▶ **Do this**: Your task is to print every entry below exactly as given.

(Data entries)
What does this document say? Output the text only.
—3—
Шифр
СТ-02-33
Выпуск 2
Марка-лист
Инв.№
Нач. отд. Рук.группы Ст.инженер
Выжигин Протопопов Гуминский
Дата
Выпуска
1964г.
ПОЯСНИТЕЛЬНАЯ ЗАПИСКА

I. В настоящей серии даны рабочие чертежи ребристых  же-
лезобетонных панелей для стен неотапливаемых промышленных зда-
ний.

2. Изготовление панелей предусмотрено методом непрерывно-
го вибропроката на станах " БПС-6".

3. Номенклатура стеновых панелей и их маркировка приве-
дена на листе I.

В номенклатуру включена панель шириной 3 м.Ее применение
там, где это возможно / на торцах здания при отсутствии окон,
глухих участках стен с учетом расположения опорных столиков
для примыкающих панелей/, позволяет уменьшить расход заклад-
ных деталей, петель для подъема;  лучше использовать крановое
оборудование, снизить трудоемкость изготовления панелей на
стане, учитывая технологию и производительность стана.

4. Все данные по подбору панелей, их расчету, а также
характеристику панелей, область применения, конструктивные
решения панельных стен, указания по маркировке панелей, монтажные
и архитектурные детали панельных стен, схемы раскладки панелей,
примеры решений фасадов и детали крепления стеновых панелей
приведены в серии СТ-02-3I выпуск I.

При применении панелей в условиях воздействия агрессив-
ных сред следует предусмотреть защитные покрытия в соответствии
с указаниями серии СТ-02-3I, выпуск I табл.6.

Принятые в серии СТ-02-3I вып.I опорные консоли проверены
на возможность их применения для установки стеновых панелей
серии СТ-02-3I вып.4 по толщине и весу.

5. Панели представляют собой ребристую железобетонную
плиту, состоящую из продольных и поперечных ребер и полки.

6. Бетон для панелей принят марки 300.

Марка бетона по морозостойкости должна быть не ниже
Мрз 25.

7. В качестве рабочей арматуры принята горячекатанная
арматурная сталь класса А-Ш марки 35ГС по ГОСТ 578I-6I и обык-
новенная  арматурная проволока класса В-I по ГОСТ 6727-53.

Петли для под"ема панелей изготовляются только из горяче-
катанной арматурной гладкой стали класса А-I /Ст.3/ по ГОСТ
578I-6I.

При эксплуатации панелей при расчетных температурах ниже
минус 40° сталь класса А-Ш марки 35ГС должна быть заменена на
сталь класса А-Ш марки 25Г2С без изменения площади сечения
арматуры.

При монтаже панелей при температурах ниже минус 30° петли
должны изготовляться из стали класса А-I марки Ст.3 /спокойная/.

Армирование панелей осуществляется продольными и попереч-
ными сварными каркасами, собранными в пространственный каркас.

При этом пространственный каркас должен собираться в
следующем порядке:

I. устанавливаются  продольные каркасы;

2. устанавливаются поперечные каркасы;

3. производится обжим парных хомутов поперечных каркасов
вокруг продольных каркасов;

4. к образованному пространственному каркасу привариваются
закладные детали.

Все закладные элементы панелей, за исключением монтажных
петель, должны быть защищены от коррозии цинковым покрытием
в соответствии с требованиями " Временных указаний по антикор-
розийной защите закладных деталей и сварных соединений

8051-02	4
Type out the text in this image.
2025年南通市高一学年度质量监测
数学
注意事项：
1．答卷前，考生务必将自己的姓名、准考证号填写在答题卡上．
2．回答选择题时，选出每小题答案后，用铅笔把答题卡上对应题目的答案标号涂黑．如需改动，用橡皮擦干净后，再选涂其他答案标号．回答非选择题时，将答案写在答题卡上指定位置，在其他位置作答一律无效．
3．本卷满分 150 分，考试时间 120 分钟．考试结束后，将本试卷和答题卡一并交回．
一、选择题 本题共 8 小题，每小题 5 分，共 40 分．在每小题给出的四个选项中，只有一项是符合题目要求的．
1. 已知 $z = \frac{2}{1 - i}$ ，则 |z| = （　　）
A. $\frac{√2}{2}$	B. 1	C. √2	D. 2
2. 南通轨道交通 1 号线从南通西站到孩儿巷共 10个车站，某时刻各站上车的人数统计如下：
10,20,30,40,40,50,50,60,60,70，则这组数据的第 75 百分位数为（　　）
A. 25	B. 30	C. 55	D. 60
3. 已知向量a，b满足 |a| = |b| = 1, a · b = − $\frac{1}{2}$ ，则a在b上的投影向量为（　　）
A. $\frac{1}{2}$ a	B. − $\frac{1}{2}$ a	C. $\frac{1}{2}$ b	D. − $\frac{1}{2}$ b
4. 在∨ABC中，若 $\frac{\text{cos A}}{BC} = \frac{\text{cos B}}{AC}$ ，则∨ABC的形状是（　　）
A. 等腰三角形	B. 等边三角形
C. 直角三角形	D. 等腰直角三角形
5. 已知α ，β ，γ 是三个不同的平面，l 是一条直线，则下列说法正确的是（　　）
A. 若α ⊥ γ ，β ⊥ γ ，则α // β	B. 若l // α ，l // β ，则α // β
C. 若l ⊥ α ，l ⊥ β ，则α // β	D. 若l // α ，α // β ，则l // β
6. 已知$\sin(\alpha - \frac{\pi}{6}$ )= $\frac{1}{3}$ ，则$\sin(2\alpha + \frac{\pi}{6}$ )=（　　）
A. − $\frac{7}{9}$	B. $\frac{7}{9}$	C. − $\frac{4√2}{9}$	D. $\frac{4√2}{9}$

▶ **Full solution**:
What does this document say? Output the text only.
—3—
Шифр
СТ-02-33
Выпуск 2
Марка-лист
Инв.№
Нач. отд. Рук.группы Ст.инженер
Выжигин Протопопов Гуминский
Дата
Выпуска
1964г.
ПОЯСНИТЕЛЬНАЯ ЗАПИСКА

I. В настоящей серии даны рабочие чертежи ребристых  же-
лезобетонных панелей для стен неотапливаемых промышленных зда-
ний.

2. Изготовление панелей предусмотрено методом непрерывно-
го вибропроката на станах " БПС-6".

3. Номенклатура стеновых панелей и их маркировка приве-
дена на листе I.

В номенклатуру включена панель шириной 3 м.Ее применение
там, где это возможно / на торцах здания при отсутствии окон,
глухих участках стен с учетом расположения опорных столиков
для примыкающих панелей/, позволяет уменьшить расход заклад-
ных деталей, петель для подъема;  лучше использовать крановое
оборудование, снизить трудоемкость изготовления панелей на
стане, учитывая технологию и производительность стана.

4. Все данные по подбору панелей, их расчету, а также
характеристику панелей, область применения, конструктивные
решения панельных стен, указания по маркировке панелей, монтажные
и архитектурные детали панельных стен, схемы раскладки панелей,
примеры решений фасадов и детали крепления стеновых панелей
приведены в серии СТ-02-3I выпуск I.

При применении панелей в условиях воздействия агрессив-
ных сред следует предусмотреть защитные покрытия в соответствии
с указаниями серии СТ-02-3I, выпуск I табл.6.

Принятые в серии СТ-02-3I вып.I опорные консоли проверены
на возможность их применения для установки стеновых панелей
серии СТ-02-3I вып.4 по толщине и весу.

5. Панели представляют собой ребристую железобетонную
плиту, состоящую из продольных и поперечных ребер и полки.

6. Бетон для панелей принят марки 300.

Марка бетона по морозостойкости должна быть не ниже
Мрз 25.

7. В качестве рабочей арматуры принята горячекатанная
арматурная сталь класса А-Ш марки 35ГС по ГОСТ 578I-6I и обык-
новенная  арматурная проволока класса В-I по ГОСТ 6727-53.

Петли для под"ема панелей изготовляются только из горяче-
катанной арматурной гладкой стали класса А-I /Ст.3/ по ГОСТ
578I-6I.

При эксплуатации панелей при расчетных температурах ниже
минус 40° сталь класса А-Ш марки 35ГС должна быть заменена на
сталь класса А-Ш марки 25Г2С без изменения площади сечения
арматуры.

При монтаже панелей при температурах ниже минус 30° петли
должны изготовляться из стали класса А-I марки Ст.3 /спокойная/.

Армирование панелей осуществляется продольными и попереч-
ными сварными каркасами, собранными в пространственный каркас.

При этом пространственный каркас должен собираться в
следующем порядке:

I. устанавливаются  продольные каркасы;

2. устанавливаются поперечные каркасы;

3. производится обжим парных хомутов поперечных каркасов
вокруг продольных каркасов;

4. к образованному пространственному каркасу привариваются
закладные детали.

Все закладные элементы панелей, за исключением монтажных
петель, должны быть защищены от коррозии цинковым покрытием
в соответствии с требованиями " Временных указаний по антикор-
розийной защите закладных деталей и сварных соединений

8051-02	4
Type out the text in this image.
2025年南通市高一学年度质量监测
数学
注意事项：
1．答卷前，考生务必将自己的姓名、准考证号填写在答题卡上．
2．回答选择题时，选出每小题答案后，用铅笔把答题卡上对应题目的答案标号涂黑．如需改动，用橡皮擦干净后，再选涂其他答案标号．回答非选择题时，将答案写在答题卡上指定位置，在其他位置作答一律无效．
3．本卷满分 150 分，考试时间 120 分钟．考试结束后，将本试卷和答题卡一并交回．
一、选择题 本题共 8 小题，每小题 5 分，共 40 分．在每小题给出的四个选项中，只有一项是符合题目要求的．
1. 已知 $z = \frac{2}{1 - i}$ ，则 |z| = （　　）
A. $\frac{√2}{2}$	B. 1	C. √2	D. 2
2. 南通轨道交通 1 号线从南通西站到孩儿巷共 10个车站，某时刻各站上车的人数统计如下：
10,20,30,40,40,50,50,60,60,70，则这组数据的第 75 百分位数为（　　）
A. 25	B. 30	C. 55	D. 60
3. 已知向量a，b满足 |a| = |b| = 1, a · b = − $\frac{1}{2}$ ，则a在b上的投影向量为（　　）
A. $\frac{1}{2}$ a	B. − $\frac{1}{2}$ a	C. $\frac{1}{2}$ b	D. − $\frac{1}{2}$ b
4. 在∨ABC中，若 $\frac{\text{cos A}}{BC} = \frac{\text{cos B}}{AC}$ ，则∨ABC的形状是（　　）
A. 等腰三角形	B. 等边三角形
C. 直角三角形	D. 等腰直角三角形
5. 已知α ，β ，γ 是三个不同的平面，l 是一条直线，则下列说法正确的是（　　）
A. 若α ⊥ γ ，β ⊥ γ ，则α // β	B. 若l // α ，l // β ，则α // β
C. 若l ⊥ α ，l ⊥ β ，则α // β	D. 若l // α ，α // β ，则l // β
6. 已知$\sin(\alpha - \frac{\pi}{6}$ )= $\frac{1}{3}$ ，则$\sin(2\alpha + \frac{\pi}{6}$ )=（　　）
A. − $\frac{7}{9}$	B. $\frac{7}{9}$	C. − $\frac{4√2}{9}$	D. $\frac{4√2}{9}$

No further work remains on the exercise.